◆ PROBLEM DETAILS:
Copy the data word for word, keeping every line.

#### DATA ####

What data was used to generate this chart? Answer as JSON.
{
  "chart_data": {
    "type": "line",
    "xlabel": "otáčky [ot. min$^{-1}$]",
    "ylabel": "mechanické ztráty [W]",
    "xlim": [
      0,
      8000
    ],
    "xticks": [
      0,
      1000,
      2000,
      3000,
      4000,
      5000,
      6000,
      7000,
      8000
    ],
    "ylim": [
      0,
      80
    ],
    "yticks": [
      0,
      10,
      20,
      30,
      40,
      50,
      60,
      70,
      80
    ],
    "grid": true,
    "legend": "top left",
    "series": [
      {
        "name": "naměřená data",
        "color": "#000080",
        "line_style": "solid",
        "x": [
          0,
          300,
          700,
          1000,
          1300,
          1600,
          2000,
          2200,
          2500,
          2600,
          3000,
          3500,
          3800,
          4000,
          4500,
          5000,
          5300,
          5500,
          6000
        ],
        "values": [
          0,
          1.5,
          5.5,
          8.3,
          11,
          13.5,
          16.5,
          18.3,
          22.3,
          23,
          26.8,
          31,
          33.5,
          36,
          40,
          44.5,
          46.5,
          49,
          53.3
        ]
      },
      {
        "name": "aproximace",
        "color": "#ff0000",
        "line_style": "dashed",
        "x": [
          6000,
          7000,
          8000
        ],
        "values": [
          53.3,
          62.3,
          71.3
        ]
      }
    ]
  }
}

####

◆ SOLUTION FOR THIS PROBLEM:
What data was used to generate this chart? Answer as JSON.
{
  "chart_data": {
    "type": "line",
    "xlabel": "otáčky [ot. min$^{-1}$]",
    "ylabel": "mechanické ztráty [W]",
    "xlim": [
      0,
      8000
    ],
    "xticks": [
      0,
      1000,
      2000,
      3000,
      4000,
      5000,
      6000,
      7000,
      8000
    ],
    "ylim": [
      0,
      80
    ],
    "yticks": [
      0,
      10,
      20,
      30,
      40,
      50,
      60,
      70,
      80
    ],
    "grid": true,
    "legend": "top left",
    "series": [
      {
        "name": "naměřená data",
        "color": "#000080",
        "line_style": "solid",
        "x": [
          0,
          300,
          700,
          1000,
          1300,
          1600,
          2000,
          2200,
          2500,
          2600,
          3000,
          3500,
          3800,
          4000,
          4500,
          5000,
          5300,
          5500,
          6000
        ],
        "values": [
          0,
          1.5,
          5.5,
          8.3,
          11,
          13.5,
          16.5,
          18.3,
          22.3,
          23,
          26.8,
          31,
          33.5,
          36,
          40,
          44.5,
          46.5,
          49,
          53.3
        ]
      },
      {
        "name": "aproximace",
        "color": "#ff0000",
        "line_style": "dashed",
        "x": [
          6000,
          7000,
          8000
        ],
        "values": [
          53.3,
          62.3,
          71.3
        ]
      }
    ]
  }
}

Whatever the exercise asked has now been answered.